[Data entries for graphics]
______

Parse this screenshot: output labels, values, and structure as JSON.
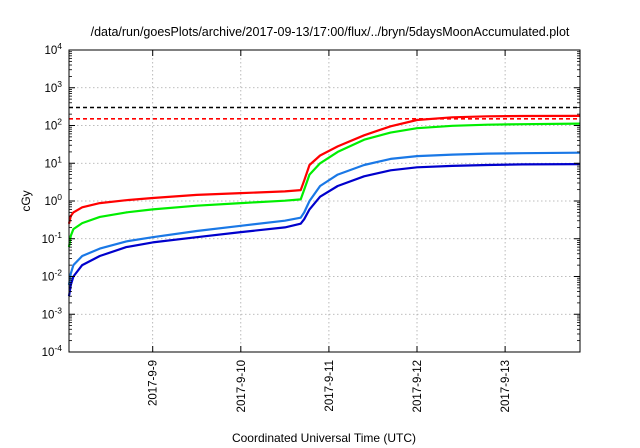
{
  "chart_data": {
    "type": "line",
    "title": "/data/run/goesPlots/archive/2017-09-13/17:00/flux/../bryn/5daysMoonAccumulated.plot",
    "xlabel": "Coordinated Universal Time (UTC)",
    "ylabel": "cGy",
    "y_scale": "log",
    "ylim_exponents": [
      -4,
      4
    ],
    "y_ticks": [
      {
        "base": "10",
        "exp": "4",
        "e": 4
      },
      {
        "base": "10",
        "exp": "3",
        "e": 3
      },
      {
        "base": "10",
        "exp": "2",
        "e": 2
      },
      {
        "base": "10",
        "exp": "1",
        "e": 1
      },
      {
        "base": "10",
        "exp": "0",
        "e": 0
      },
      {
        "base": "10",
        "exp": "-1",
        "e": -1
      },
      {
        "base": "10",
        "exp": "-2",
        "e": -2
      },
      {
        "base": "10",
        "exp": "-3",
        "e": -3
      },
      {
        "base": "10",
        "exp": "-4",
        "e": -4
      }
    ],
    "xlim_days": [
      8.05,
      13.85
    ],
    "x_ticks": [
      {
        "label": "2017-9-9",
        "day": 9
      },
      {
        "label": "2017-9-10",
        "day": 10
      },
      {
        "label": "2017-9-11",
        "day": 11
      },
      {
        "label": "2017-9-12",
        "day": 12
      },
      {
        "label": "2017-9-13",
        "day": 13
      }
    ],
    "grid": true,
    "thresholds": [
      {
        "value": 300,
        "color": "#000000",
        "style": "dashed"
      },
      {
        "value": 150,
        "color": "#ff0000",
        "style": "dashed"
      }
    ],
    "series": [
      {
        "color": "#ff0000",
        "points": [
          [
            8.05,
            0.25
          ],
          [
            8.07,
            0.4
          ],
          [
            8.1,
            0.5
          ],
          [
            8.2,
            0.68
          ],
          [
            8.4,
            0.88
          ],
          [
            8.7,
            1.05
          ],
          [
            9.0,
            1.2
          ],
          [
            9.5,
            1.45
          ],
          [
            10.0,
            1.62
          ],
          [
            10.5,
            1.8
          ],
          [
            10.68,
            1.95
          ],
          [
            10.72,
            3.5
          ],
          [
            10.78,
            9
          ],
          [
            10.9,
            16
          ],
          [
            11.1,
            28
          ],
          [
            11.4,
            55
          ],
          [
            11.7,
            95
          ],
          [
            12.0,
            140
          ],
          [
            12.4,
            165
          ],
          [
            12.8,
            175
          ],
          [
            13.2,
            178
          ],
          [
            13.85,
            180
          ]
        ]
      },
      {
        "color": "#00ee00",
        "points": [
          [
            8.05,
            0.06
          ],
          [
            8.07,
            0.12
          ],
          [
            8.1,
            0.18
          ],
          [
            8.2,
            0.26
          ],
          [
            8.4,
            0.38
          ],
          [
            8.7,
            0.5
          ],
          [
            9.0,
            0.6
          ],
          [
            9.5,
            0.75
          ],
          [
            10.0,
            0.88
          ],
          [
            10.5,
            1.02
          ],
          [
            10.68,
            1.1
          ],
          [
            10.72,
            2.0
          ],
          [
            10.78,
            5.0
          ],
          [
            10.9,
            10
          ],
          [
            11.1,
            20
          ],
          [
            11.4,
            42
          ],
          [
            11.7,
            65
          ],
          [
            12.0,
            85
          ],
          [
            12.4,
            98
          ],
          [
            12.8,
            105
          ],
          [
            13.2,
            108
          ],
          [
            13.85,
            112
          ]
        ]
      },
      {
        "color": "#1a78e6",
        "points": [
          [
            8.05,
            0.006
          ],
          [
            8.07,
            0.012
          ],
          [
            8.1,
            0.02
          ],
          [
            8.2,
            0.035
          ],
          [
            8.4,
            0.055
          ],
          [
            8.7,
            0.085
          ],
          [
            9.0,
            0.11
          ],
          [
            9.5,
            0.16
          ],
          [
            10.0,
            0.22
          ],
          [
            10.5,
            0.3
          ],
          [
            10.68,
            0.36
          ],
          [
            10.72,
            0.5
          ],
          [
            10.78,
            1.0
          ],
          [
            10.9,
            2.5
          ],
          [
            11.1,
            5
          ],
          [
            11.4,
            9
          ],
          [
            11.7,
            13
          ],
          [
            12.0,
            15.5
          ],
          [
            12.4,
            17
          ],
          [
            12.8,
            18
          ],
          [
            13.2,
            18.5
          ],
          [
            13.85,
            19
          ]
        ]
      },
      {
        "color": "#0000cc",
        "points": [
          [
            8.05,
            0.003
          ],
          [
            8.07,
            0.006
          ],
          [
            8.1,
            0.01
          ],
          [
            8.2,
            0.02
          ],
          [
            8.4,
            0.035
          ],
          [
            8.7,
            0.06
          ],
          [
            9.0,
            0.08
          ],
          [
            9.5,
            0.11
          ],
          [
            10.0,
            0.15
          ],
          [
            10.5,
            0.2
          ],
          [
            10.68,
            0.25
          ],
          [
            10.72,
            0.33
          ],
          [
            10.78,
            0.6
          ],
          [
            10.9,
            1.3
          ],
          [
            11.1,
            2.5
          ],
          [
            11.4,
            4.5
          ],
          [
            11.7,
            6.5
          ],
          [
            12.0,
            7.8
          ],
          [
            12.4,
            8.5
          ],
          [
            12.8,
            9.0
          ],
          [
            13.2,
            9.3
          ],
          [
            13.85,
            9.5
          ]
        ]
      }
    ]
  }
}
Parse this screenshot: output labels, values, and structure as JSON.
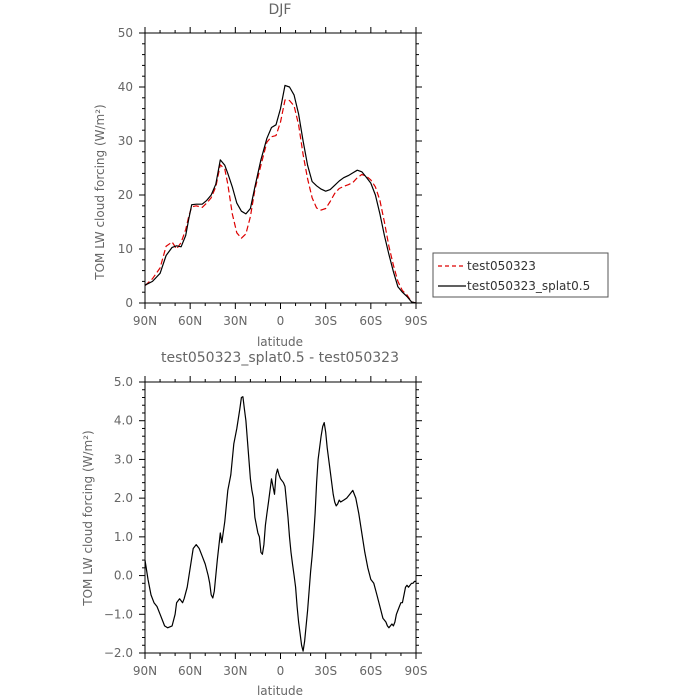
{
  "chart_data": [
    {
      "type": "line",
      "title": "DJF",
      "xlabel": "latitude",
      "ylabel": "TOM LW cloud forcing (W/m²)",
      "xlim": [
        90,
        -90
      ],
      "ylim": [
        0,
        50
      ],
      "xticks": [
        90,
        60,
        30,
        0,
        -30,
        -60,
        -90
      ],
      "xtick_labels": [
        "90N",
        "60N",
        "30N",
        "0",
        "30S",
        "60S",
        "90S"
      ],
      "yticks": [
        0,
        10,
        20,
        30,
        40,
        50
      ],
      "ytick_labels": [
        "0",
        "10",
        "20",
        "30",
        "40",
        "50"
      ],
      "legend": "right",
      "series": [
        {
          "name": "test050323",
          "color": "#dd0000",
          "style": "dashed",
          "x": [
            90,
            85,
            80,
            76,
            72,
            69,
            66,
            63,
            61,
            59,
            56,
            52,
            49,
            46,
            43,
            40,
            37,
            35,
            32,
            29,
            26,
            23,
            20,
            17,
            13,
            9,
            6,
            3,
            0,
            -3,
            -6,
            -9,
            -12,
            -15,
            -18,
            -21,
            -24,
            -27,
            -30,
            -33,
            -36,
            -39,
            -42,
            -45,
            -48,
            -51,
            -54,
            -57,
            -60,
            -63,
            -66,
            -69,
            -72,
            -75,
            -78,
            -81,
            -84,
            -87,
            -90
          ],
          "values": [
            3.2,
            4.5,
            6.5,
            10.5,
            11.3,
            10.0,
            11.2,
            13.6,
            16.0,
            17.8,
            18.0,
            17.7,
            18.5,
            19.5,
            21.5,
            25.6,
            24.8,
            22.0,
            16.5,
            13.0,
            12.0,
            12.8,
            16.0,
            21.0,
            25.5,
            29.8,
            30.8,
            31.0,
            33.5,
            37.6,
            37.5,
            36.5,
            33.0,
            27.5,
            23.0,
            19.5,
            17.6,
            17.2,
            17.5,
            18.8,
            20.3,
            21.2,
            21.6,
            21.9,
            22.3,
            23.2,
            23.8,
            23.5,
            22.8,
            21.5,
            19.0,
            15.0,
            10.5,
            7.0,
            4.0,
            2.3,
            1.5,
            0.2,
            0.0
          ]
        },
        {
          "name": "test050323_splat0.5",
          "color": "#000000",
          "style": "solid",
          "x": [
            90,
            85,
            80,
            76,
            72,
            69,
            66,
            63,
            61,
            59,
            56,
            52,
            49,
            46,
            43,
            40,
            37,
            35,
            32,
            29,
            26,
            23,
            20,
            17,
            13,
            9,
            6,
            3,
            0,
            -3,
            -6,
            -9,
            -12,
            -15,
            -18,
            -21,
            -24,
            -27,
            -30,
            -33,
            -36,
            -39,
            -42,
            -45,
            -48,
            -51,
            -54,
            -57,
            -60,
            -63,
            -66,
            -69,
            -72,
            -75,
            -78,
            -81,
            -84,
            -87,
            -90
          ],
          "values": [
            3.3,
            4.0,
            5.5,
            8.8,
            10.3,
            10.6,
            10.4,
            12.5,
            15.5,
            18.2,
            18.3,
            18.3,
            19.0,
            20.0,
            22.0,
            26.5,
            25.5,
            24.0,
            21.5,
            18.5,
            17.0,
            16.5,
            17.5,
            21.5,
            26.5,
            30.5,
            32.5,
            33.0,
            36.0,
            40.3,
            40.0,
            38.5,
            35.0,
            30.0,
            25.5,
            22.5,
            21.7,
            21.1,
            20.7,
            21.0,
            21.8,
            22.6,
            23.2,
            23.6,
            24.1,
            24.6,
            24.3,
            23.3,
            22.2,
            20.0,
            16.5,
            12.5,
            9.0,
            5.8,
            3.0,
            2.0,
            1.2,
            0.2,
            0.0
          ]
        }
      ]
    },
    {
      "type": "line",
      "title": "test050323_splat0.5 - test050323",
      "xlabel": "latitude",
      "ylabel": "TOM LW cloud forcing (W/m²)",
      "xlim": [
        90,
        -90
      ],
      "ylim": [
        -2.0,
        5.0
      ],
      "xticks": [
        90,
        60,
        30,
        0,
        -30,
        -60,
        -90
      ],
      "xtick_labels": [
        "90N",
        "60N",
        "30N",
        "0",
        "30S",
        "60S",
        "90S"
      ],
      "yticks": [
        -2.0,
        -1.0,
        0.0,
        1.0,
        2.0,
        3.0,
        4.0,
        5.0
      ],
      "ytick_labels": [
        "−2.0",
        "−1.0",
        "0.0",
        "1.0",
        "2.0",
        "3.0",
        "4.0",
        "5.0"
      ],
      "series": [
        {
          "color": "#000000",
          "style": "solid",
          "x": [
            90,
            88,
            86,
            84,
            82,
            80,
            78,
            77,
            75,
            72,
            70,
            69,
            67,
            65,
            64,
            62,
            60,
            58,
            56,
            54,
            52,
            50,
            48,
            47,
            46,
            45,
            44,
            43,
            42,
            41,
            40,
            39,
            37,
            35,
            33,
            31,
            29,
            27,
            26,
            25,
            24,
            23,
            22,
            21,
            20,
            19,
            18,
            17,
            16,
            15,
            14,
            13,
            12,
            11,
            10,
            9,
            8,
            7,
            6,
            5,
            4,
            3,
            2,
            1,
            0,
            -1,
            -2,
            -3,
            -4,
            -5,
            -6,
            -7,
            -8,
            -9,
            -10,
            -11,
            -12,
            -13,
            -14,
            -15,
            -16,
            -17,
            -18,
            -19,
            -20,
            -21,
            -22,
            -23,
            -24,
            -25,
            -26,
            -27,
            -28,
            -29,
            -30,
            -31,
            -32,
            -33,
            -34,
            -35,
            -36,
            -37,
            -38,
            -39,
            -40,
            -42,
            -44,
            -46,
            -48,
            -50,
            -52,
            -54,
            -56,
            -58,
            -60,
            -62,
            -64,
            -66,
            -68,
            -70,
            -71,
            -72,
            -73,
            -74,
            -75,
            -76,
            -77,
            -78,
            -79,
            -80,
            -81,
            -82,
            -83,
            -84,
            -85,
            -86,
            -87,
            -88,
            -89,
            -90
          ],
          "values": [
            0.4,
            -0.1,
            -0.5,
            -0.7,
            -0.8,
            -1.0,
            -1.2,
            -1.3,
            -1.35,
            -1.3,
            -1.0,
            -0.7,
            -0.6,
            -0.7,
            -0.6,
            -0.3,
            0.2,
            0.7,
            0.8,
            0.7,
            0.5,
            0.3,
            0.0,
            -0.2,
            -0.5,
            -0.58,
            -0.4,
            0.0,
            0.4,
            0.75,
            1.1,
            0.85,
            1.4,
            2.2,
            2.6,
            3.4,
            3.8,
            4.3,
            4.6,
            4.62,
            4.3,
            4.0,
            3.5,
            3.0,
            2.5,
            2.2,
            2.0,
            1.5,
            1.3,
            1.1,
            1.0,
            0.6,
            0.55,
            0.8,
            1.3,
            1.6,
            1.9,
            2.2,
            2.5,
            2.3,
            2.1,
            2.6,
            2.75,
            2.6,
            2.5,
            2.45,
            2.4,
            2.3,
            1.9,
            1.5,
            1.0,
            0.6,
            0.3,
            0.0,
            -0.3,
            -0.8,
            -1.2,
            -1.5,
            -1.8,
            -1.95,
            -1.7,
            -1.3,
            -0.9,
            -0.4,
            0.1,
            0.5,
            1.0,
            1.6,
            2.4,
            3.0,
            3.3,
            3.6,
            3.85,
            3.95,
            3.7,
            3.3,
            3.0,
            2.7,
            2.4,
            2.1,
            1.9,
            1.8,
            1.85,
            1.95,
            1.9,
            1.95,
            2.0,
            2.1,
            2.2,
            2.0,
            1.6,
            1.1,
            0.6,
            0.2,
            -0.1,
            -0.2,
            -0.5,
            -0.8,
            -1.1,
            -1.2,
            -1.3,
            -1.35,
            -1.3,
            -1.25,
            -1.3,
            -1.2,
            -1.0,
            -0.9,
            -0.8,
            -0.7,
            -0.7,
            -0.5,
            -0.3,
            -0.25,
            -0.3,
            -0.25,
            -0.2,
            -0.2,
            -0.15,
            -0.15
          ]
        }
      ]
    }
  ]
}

______

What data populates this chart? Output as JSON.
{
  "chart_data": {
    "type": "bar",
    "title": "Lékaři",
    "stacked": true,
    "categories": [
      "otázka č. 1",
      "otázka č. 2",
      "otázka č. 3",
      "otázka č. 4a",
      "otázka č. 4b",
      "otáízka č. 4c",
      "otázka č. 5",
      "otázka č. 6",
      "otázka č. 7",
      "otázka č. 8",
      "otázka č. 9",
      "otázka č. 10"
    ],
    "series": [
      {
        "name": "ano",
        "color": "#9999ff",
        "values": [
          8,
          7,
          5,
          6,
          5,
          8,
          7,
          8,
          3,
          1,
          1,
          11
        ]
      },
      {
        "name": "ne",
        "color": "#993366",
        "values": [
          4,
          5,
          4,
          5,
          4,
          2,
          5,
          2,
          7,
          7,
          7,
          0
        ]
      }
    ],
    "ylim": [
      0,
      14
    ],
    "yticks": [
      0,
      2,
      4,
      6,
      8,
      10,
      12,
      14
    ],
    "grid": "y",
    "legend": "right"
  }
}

______

Given problem:
Copy each line above that contains the string "color".

Result below:
        "color": "#000000",
        "color": "#ff0000",
        "color": "#ff0000",
        "color": "#00ee00",
        "color": "#1a78e6",
        "color": "#0000cc",
          "color": "#dd0000",
          "color": "#000000",
          "color": "#000000",
        "color": "#9999ff",
        "color": "#993366",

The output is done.